_EXERCISE_. Read through the records below and copy each line that uses the word "content".

_PROVIDED MATERIAL_.
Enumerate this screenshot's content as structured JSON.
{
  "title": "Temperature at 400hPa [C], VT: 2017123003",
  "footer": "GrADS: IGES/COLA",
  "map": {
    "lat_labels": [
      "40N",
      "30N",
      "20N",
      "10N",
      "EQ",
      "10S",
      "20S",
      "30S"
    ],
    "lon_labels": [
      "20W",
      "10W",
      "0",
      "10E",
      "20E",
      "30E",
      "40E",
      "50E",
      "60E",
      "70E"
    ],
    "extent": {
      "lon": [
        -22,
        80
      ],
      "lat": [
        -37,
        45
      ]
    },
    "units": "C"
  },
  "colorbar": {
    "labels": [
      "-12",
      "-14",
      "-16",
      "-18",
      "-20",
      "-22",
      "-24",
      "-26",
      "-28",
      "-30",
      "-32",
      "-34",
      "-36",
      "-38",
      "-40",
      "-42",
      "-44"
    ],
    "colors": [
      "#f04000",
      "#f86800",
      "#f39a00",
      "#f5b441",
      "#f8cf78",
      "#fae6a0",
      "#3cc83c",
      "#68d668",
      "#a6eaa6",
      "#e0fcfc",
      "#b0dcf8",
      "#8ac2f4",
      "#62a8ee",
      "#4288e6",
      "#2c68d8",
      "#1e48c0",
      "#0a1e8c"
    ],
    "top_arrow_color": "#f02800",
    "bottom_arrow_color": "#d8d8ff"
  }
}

---

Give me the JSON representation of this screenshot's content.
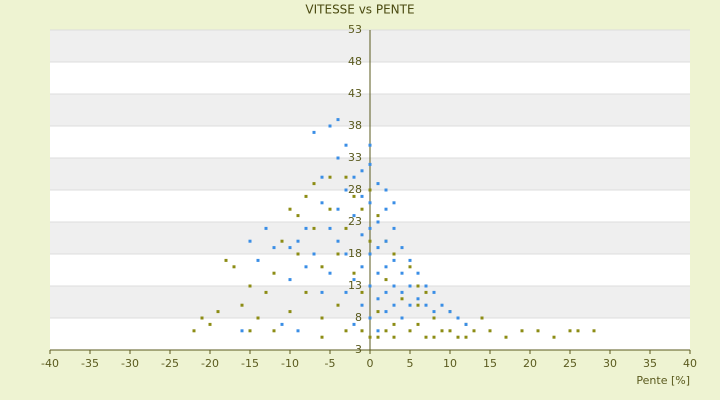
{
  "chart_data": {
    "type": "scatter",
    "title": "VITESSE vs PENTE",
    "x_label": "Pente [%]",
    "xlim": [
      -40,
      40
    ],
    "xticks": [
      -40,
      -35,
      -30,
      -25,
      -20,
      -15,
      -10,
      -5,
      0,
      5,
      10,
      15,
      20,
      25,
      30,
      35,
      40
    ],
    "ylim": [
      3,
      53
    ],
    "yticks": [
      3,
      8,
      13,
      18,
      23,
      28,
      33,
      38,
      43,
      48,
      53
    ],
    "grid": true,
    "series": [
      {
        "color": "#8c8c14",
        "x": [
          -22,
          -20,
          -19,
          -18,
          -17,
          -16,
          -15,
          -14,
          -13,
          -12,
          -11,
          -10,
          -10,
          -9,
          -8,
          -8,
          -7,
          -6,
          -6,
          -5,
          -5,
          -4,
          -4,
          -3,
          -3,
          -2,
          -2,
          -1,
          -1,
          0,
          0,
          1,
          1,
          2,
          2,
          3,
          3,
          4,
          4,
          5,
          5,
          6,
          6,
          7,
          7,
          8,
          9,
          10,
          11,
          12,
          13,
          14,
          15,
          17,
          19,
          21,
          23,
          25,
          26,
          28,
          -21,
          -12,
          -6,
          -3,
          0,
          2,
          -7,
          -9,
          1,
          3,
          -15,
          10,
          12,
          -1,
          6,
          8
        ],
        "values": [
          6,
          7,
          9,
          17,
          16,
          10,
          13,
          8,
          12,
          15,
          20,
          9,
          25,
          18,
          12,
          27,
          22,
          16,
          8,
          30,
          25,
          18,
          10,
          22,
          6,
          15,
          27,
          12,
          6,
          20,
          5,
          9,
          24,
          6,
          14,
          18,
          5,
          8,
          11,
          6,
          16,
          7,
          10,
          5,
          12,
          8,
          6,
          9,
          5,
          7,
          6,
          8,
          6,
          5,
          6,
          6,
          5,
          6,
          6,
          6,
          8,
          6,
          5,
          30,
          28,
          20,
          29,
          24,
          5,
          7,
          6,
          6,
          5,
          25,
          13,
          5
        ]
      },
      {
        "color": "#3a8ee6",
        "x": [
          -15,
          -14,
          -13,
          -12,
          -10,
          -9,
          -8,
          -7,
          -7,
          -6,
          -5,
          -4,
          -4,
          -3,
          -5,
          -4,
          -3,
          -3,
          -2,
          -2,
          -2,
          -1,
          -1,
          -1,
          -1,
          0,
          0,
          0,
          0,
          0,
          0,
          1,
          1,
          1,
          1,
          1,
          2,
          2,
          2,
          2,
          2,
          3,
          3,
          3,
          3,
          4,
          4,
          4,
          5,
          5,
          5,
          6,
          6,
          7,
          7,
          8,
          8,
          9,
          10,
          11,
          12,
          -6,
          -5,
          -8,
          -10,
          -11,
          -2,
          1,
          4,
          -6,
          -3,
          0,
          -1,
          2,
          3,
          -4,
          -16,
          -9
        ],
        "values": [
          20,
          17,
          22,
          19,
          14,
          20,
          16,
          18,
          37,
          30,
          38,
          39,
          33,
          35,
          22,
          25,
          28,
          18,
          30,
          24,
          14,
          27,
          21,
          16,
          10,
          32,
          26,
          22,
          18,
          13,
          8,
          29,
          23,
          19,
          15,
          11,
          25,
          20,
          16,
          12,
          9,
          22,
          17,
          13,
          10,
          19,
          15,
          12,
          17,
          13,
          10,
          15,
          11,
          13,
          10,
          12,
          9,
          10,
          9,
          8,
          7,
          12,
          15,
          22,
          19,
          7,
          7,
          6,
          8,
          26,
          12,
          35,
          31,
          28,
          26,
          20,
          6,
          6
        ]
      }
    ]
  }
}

_OUTPUT FOR THIS EXERCISE_.
Enumerate this screenshot's content as structured JSON.
Give me the JSON representation of this screenshot's content.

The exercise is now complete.